- What you should do
Transcribe every entry word for word, but skip the images.

··· Task input

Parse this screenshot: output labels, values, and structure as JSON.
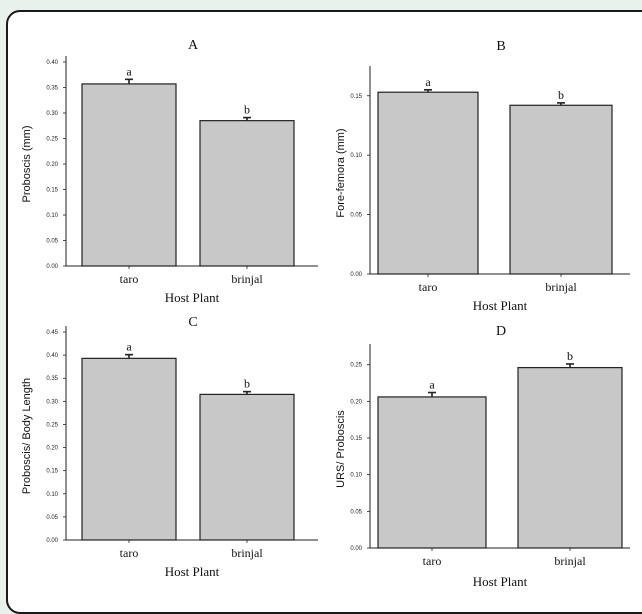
{
  "colors": {
    "bar_fill": "#c8c8c8",
    "bar_stroke": "#222222",
    "axis": "#222222",
    "page_bg": "#e8f1ec"
  },
  "chart_data": [
    {
      "panel": "A",
      "type": "bar",
      "categories": [
        "taro",
        "brinjal"
      ],
      "values": [
        0.357,
        0.285
      ],
      "errors": [
        0.009,
        0.006
      ],
      "significance": [
        "a",
        "b"
      ],
      "xlabel": "Host Plant",
      "ylabel": "Proboscis (mm)",
      "ylim": [
        0,
        0.4
      ],
      "yticks": [
        "0.00",
        "0.05",
        "0.10",
        "0.15",
        "0.20",
        "0.25",
        "0.30",
        "0.35",
        "0.40"
      ]
    },
    {
      "panel": "B",
      "type": "bar",
      "categories": [
        "taro",
        "brinjal"
      ],
      "values": [
        0.153,
        0.142
      ],
      "errors": [
        0.002,
        0.002
      ],
      "significance": [
        "a",
        "b"
      ],
      "xlabel": "Host Plant",
      "ylabel": "Fore-femora (mm)",
      "ylim": [
        0,
        0.17
      ],
      "yticks": [
        "0.00",
        "0.05",
        "0.10",
        "0.15"
      ]
    },
    {
      "panel": "C",
      "type": "bar",
      "categories": [
        "taro",
        "brinjal"
      ],
      "values": [
        0.393,
        0.315
      ],
      "errors": [
        0.008,
        0.006
      ],
      "significance": [
        "a",
        "b"
      ],
      "xlabel": "Host Plant",
      "ylabel": "Proboscis/ Body Length",
      "ylim": [
        0,
        0.45
      ],
      "yticks": [
        "0.00",
        "0.05",
        "0.10",
        "0.15",
        "0.20",
        "0.25",
        "0.30",
        "0.35",
        "0.40",
        "0.45"
      ]
    },
    {
      "panel": "D",
      "type": "bar",
      "categories": [
        "taro",
        "brinjal"
      ],
      "values": [
        0.206,
        0.246
      ],
      "errors": [
        0.006,
        0.005
      ],
      "significance": [
        "a",
        "b"
      ],
      "xlabel": "Host Plant",
      "ylabel": "URS/ Proboscis",
      "ylim": [
        0,
        0.27
      ],
      "yticks": [
        "0.00",
        "0.05",
        "0.10",
        "0.15",
        "0.20",
        "0.25"
      ]
    }
  ]
}
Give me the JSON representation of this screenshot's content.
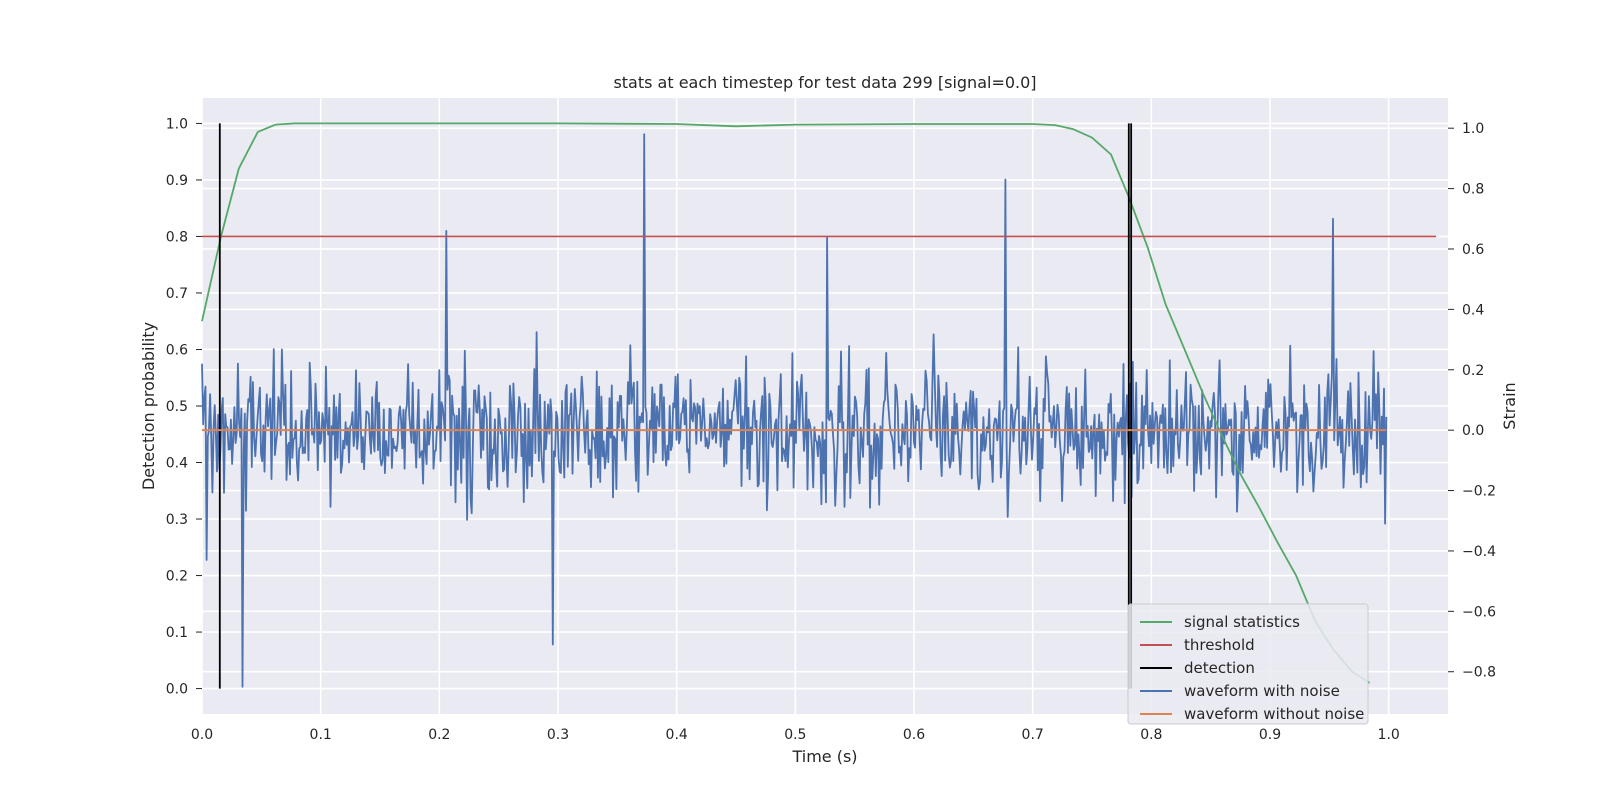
{
  "chart_data": {
    "type": "line",
    "title": "stats at each timestep for test data 299 [signal=0.0]",
    "xlabel": "Time (s)",
    "ylabel_left": "Detection probability",
    "ylabel_right": "Strain",
    "xlim": [
      0.0,
      1.05
    ],
    "ylim_left": [
      -0.045,
      1.045
    ],
    "ylim_right": [
      -0.94,
      1.1
    ],
    "x_ticks": [
      "0.0",
      "0.1",
      "0.2",
      "0.3",
      "0.4",
      "0.5",
      "0.6",
      "0.7",
      "0.8",
      "0.9",
      "1.0"
    ],
    "y_ticks_left": [
      "0.0",
      "0.1",
      "0.2",
      "0.3",
      "0.4",
      "0.5",
      "0.6",
      "0.7",
      "0.8",
      "0.9",
      "1.0"
    ],
    "y_ticks_right": [
      "−0.8",
      "−0.6",
      "−0.4",
      "−0.2",
      "0.0",
      "0.2",
      "0.4",
      "0.6",
      "0.8",
      "1.0"
    ],
    "grid": true,
    "legend_position": "lower-right",
    "series": [
      {
        "name": "signal statistics",
        "color": "#55a868",
        "axis": "left",
        "x": [
          0.0,
          0.016,
          0.031,
          0.047,
          0.062,
          0.078,
          0.1,
          0.2,
          0.3,
          0.4,
          0.45,
          0.5,
          0.6,
          0.7,
          0.719,
          0.734,
          0.75,
          0.766,
          0.781,
          0.797,
          0.812,
          0.828,
          0.844,
          0.859,
          0.875,
          0.891,
          0.906,
          0.922,
          0.938,
          0.953,
          0.969,
          0.984
        ],
        "y": [
          0.65,
          0.8,
          0.92,
          0.985,
          0.998,
          1.0,
          1.0,
          1.0,
          1.0,
          0.999,
          0.995,
          0.998,
          0.999,
          0.999,
          0.997,
          0.99,
          0.975,
          0.945,
          0.87,
          0.78,
          0.68,
          0.6,
          0.52,
          0.45,
          0.38,
          0.32,
          0.26,
          0.2,
          0.12,
          0.07,
          0.03,
          0.01
        ]
      },
      {
        "name": "threshold",
        "color": "#c44e52",
        "axis": "left",
        "x": [
          0.0,
          1.04
        ],
        "y": [
          0.8,
          0.8
        ]
      },
      {
        "name": "detection",
        "color": "#000000",
        "axis": "left",
        "type": "vlines",
        "x": [
          0.015,
          0.781,
          0.783
        ],
        "ymin": 0.0,
        "ymax": 1.0
      },
      {
        "name": "waveform with noise",
        "color": "#4c72b0",
        "axis": "right",
        "x_start": 0.0,
        "x_end": 0.998,
        "n_points": 1024,
        "std": 0.22,
        "seed": 299,
        "peaks": [
          {
            "x": 0.034,
            "y": -0.85
          },
          {
            "x": 0.206,
            "y": 0.66
          },
          {
            "x": 0.296,
            "y": -0.71
          },
          {
            "x": 0.373,
            "y": 0.98
          },
          {
            "x": 0.527,
            "y": 0.64
          },
          {
            "x": 0.677,
            "y": 0.83
          },
          {
            "x": 0.953,
            "y": 0.7
          },
          {
            "x": 0.0,
            "y": 0.22
          },
          {
            "x": 0.004,
            "y": -0.43
          }
        ]
      },
      {
        "name": "waveform without noise",
        "color": "#dd8452",
        "axis": "right",
        "x": [
          0.0,
          0.998
        ],
        "y": [
          0.0,
          0.0
        ]
      }
    ]
  }
}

······

- Complete response
Parse this screenshot: output labels, values, and structure as JSON.
{
  "colors": {
    "bar_fill": "#c8c8c8",
    "bar_stroke": "#222222",
    "axis": "#222222",
    "page_bg": "#e8f1ec"
  },
  "chart_data": [
    {
      "panel": "A",
      "type": "bar",
      "categories": [
        "taro",
        "brinjal"
      ],
      "values": [
        0.357,
        0.285
      ],
      "errors": [
        0.009,
        0.006
      ],
      "significance": [
        "a",
        "b"
      ],
      "xlabel": "Host Plant",
      "ylabel": "Proboscis (mm)",
      "ylim": [
        0,
        0.4
      ],
      "yticks": [
        "0.00",
        "0.05",
        "0.10",
        "0.15",
        "0.20",
        "0.25",
        "0.30",
        "0.35",
        "0.40"
      ]
    },
    {
      "panel": "B",
      "type": "bar",
      "categories": [
        "taro",
        "brinjal"
      ],
      "values": [
        0.153,
        0.142
      ],
      "errors": [
        0.002,
        0.002
      ],
      "significance": [
        "a",
        "b"
      ],
      "xlabel": "Host Plant",
      "ylabel": "Fore-femora (mm)",
      "ylim": [
        0,
        0.17
      ],
      "yticks": [
        "0.00",
        "0.05",
        "0.10",
        "0.15"
      ]
    },
    {
      "panel": "C",
      "type": "bar",
      "categories": [
        "taro",
        "brinjal"
      ],
      "values": [
        0.393,
        0.315
      ],
      "errors": [
        0.008,
        0.006
      ],
      "significance": [
        "a",
        "b"
      ],
      "xlabel": "Host Plant",
      "ylabel": "Proboscis/ Body Length",
      "ylim": [
        0,
        0.45
      ],
      "yticks": [
        "0.00",
        "0.05",
        "0.10",
        "0.15",
        "0.20",
        "0.25",
        "0.30",
        "0.35",
        "0.40",
        "0.45"
      ]
    },
    {
      "panel": "D",
      "type": "bar",
      "categories": [
        "taro",
        "brinjal"
      ],
      "values": [
        0.206,
        0.246
      ],
      "errors": [
        0.006,
        0.005
      ],
      "significance": [
        "a",
        "b"
      ],
      "xlabel": "Host Plant",
      "ylabel": "URS/ Proboscis",
      "ylim": [
        0,
        0.27
      ],
      "yticks": [
        "0.00",
        "0.05",
        "0.10",
        "0.15",
        "0.20",
        "0.25"
      ]
    }
  ]
}
Give me the JSON representation of this screenshot's content.
{
  "chart_data": {
    "type": "line",
    "title": "stats at each timestep for test data 299 [signal=0.0]",
    "xlabel": "Time (s)",
    "ylabel_left": "Detection probability",
    "ylabel_right": "Strain",
    "xlim": [
      0.0,
      1.05
    ],
    "ylim_left": [
      -0.045,
      1.045
    ],
    "ylim_right": [
      -0.94,
      1.1
    ],
    "x_ticks": [
      "0.0",
      "0.1",
      "0.2",
      "0.3",
      "0.4",
      "0.5",
      "0.6",
      "0.7",
      "0.8",
      "0.9",
      "1.0"
    ],
    "y_ticks_left": [
      "0.0",
      "0.1",
      "0.2",
      "0.3",
      "0.4",
      "0.5",
      "0.6",
      "0.7",
      "0.8",
      "0.9",
      "1.0"
    ],
    "y_ticks_right": [
      "−0.8",
      "−0.6",
      "−0.4",
      "−0.2",
      "0.0",
      "0.2",
      "0.4",
      "0.6",
      "0.8",
      "1.0"
    ],
    "grid": true,
    "legend_position": "lower-right",
    "series": [
      {
        "name": "signal statistics",
        "color": "#55a868",
        "axis": "left",
        "x": [
          0.0,
          0.016,
          0.031,
          0.047,
          0.062,
          0.078,
          0.1,
          0.2,
          0.3,
          0.4,
          0.45,
          0.5,
          0.6,
          0.7,
          0.719,
          0.734,
          0.75,
          0.766,
          0.781,
          0.797,
          0.812,
          0.828,
          0.844,
          0.859,
          0.875,
          0.891,
          0.906,
          0.922,
          0.938,
          0.953,
          0.969,
          0.984
        ],
        "y": [
          0.65,
          0.8,
          0.92,
          0.985,
          0.998,
          1.0,
          1.0,
          1.0,
          1.0,
          0.999,
          0.995,
          0.998,
          0.999,
          0.999,
          0.997,
          0.99,
          0.975,
          0.945,
          0.87,
          0.78,
          0.68,
          0.6,
          0.52,
          0.45,
          0.38,
          0.32,
          0.26,
          0.2,
          0.12,
          0.07,
          0.03,
          0.01
        ]
      },
      {
        "name": "threshold",
        "color": "#c44e52",
        "axis": "left",
        "x": [
          0.0,
          1.04
        ],
        "y": [
          0.8,
          0.8
        ]
      },
      {
        "name": "detection",
        "color": "#000000",
        "axis": "left",
        "type": "vlines",
        "x": [
          0.015,
          0.781,
          0.783
        ],
        "ymin": 0.0,
        "ymax": 1.0
      },
      {
        "name": "waveform with noise",
        "color": "#4c72b0",
        "axis": "right",
        "x_start": 0.0,
        "x_end": 0.998,
        "n_points": 1024,
        "std": 0.22,
        "seed": 299,
        "peaks": [
          {
            "x": 0.034,
            "y": -0.85
          },
          {
            "x": 0.206,
            "y": 0.66
          },
          {
            "x": 0.296,
            "y": -0.71
          },
          {
            "x": 0.373,
            "y": 0.98
          },
          {
            "x": 0.527,
            "y": 0.64
          },
          {
            "x": 0.677,
            "y": 0.83
          },
          {
            "x": 0.953,
            "y": 0.7
          },
          {
            "x": 0.0,
            "y": 0.22
          },
          {
            "x": 0.004,
            "y": -0.43
          }
        ]
      },
      {
        "name": "waveform without noise",
        "color": "#dd8452",
        "axis": "right",
        "x": [
          0.0,
          0.998
        ],
        "y": [
          0.0,
          0.0
        ]
      }
    ]
  }
}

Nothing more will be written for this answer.